Rows from a dataset
______
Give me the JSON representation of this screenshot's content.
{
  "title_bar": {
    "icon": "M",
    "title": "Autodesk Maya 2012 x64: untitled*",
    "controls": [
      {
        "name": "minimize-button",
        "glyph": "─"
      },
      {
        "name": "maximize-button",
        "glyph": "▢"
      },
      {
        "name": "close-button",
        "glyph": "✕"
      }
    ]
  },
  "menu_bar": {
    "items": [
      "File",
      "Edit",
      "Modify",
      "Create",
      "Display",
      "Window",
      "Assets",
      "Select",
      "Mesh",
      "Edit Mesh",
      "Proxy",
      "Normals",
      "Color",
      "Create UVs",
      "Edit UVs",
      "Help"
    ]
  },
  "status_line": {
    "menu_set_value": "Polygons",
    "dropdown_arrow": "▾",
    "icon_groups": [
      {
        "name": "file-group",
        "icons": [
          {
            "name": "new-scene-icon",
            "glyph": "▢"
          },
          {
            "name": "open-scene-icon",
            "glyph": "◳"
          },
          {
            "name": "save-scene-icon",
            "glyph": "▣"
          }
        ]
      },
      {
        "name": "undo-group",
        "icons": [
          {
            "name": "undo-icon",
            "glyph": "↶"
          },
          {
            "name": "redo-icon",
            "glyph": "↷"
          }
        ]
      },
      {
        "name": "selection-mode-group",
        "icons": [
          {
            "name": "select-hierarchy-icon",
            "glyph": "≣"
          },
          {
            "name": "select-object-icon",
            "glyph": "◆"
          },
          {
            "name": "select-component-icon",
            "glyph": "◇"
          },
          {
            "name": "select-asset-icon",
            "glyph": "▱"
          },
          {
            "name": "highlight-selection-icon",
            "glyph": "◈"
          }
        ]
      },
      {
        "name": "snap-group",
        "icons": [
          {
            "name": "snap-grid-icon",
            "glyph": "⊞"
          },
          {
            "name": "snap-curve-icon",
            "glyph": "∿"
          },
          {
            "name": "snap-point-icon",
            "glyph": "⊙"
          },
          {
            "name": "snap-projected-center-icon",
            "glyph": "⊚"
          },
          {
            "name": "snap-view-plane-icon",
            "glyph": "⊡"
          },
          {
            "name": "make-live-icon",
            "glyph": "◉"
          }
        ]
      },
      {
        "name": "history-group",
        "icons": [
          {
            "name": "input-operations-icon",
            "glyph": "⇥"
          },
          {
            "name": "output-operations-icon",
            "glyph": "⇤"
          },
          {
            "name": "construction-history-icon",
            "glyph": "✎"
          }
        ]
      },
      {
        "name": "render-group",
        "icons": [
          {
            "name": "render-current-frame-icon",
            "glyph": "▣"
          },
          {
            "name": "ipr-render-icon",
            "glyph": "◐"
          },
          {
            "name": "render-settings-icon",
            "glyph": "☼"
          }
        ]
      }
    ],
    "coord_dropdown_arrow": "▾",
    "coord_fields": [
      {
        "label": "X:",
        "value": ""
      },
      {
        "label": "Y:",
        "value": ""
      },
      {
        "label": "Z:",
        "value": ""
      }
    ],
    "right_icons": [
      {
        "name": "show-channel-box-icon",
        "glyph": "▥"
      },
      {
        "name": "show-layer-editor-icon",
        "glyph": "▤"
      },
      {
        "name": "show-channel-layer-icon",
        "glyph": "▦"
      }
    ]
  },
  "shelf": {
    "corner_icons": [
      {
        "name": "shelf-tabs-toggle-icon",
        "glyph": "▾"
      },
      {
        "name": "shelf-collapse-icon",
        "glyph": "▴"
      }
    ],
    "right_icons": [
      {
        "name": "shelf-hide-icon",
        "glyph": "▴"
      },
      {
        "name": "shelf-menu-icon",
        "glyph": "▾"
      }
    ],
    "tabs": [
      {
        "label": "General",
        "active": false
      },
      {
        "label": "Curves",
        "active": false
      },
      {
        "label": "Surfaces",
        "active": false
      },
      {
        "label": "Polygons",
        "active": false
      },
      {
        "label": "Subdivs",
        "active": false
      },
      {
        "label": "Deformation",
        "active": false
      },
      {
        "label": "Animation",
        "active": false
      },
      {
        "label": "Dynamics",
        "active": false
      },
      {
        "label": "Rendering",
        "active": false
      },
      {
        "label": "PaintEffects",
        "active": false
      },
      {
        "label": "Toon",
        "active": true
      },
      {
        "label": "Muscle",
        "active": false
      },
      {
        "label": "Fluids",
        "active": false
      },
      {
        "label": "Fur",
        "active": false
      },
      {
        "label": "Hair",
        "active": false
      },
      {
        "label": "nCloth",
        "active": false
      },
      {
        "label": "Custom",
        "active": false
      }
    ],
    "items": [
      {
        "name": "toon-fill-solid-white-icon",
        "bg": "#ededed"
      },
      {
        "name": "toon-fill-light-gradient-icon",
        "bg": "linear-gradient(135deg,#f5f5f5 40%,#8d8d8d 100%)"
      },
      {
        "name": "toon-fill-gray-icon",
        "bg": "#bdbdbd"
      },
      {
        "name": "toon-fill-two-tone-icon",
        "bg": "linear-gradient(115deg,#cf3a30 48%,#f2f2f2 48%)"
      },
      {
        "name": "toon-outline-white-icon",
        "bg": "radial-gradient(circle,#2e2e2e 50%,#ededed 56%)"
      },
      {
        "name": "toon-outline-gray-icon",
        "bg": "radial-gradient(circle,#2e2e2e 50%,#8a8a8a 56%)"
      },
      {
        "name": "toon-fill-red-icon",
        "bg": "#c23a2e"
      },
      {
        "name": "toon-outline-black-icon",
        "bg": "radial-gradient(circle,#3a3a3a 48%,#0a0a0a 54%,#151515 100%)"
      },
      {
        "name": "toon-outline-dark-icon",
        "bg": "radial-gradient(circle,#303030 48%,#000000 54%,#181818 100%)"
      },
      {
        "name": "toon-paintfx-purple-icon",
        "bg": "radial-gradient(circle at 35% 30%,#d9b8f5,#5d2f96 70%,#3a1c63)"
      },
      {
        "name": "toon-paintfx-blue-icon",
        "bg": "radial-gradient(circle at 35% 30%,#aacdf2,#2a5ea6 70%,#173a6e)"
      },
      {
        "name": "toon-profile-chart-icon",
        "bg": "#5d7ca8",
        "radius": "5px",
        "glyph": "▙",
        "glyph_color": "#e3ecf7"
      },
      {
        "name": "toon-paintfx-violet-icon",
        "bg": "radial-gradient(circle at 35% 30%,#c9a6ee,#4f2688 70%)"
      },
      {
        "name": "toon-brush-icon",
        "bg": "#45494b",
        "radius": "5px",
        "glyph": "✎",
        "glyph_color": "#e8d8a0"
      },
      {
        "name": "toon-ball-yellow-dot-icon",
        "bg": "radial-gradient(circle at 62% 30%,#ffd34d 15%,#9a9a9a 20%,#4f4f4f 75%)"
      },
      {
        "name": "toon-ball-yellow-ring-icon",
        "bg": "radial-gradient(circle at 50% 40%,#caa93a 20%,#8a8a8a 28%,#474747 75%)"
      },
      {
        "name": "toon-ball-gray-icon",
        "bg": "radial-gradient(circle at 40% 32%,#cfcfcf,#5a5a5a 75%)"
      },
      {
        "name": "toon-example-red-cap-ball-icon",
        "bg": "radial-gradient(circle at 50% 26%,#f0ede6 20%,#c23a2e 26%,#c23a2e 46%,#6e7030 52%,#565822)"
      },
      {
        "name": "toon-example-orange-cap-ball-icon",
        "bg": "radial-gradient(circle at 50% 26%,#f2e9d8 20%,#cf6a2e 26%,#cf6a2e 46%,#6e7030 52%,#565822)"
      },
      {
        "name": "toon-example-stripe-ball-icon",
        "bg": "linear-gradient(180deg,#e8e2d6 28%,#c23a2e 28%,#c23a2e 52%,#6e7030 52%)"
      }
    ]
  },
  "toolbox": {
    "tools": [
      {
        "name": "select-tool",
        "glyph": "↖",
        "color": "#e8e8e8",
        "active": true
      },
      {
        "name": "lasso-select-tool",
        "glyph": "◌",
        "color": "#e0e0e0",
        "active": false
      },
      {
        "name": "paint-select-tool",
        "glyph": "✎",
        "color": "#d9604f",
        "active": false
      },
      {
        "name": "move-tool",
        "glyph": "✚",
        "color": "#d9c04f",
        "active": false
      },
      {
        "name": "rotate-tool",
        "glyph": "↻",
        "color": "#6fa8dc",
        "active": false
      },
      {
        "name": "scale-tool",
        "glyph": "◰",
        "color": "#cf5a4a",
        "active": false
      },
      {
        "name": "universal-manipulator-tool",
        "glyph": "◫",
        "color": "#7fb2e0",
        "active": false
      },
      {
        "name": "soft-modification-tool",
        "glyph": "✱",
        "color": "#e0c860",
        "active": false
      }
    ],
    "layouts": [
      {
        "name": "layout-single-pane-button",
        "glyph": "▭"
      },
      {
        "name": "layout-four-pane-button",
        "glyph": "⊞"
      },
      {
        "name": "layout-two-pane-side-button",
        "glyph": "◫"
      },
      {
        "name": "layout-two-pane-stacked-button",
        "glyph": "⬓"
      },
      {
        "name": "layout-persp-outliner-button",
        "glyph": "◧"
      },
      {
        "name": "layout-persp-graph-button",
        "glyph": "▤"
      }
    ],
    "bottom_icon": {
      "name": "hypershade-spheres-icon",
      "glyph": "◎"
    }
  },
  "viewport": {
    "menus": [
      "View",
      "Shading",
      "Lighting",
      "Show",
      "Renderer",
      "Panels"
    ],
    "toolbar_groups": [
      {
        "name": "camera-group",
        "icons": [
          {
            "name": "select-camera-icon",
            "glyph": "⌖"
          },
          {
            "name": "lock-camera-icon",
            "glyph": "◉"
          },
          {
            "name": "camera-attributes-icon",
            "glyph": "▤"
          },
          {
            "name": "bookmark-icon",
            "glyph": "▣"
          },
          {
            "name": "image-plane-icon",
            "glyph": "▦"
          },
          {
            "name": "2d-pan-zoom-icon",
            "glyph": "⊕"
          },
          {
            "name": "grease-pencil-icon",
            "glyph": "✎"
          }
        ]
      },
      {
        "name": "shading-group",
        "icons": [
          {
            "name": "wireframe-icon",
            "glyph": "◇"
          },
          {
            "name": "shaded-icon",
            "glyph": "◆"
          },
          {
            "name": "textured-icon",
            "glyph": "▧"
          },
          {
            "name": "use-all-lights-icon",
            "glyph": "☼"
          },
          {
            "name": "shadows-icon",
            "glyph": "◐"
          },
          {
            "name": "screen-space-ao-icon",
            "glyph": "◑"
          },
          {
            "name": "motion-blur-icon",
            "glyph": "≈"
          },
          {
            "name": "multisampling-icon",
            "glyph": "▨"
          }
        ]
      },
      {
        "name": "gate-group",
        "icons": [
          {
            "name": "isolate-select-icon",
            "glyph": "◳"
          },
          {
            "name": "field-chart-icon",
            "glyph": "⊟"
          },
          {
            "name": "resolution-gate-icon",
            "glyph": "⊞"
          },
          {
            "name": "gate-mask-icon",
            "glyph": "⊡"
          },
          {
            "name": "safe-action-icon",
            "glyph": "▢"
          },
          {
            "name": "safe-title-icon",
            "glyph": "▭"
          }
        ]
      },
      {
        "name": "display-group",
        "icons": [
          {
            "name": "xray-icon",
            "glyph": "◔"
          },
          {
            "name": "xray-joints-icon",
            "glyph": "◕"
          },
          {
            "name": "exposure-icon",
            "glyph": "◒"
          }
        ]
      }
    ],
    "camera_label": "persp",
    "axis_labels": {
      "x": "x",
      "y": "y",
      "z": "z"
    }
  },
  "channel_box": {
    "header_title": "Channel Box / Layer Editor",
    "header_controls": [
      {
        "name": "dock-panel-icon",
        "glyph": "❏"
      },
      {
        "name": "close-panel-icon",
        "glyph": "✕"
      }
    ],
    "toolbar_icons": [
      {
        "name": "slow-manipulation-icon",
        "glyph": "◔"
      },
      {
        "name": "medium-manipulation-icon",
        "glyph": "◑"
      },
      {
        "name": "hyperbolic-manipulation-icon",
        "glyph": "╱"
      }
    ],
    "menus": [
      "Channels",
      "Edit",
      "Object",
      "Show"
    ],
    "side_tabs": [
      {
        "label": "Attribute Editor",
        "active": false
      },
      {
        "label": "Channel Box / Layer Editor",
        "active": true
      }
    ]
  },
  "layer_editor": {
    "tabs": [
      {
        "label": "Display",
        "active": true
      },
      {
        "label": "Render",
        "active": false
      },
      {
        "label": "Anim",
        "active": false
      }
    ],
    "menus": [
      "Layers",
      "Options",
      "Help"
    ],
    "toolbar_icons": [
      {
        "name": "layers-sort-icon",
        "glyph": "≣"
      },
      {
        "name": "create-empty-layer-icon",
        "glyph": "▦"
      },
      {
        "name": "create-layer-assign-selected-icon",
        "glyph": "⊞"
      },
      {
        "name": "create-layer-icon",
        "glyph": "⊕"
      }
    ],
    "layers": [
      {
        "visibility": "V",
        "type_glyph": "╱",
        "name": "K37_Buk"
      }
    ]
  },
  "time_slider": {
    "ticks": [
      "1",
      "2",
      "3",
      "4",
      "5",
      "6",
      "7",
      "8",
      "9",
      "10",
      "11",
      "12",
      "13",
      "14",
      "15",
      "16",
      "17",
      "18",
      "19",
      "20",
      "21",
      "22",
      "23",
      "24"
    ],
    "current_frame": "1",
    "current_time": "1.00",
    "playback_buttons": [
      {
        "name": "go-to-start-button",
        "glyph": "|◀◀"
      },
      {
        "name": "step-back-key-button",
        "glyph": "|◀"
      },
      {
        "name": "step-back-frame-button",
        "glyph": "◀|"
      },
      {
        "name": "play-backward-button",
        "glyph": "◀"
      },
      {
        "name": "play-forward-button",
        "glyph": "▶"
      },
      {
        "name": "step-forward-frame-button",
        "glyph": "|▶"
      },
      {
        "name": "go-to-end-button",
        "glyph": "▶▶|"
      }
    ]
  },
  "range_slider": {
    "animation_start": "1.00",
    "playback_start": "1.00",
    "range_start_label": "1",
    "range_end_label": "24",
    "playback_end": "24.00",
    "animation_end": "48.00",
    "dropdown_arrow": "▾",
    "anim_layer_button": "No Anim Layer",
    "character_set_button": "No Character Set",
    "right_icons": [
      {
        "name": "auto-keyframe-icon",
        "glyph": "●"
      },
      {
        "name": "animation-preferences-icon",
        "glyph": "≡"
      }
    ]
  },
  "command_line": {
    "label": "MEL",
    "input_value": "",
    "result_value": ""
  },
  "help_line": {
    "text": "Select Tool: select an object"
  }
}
______
Copy out every line from the material above in which the word "gray" appears.

        "name": "toon-fill-gray-icon",
        "name": "toon-outline-gray-icon",
        "name": "toon-ball-gray-icon",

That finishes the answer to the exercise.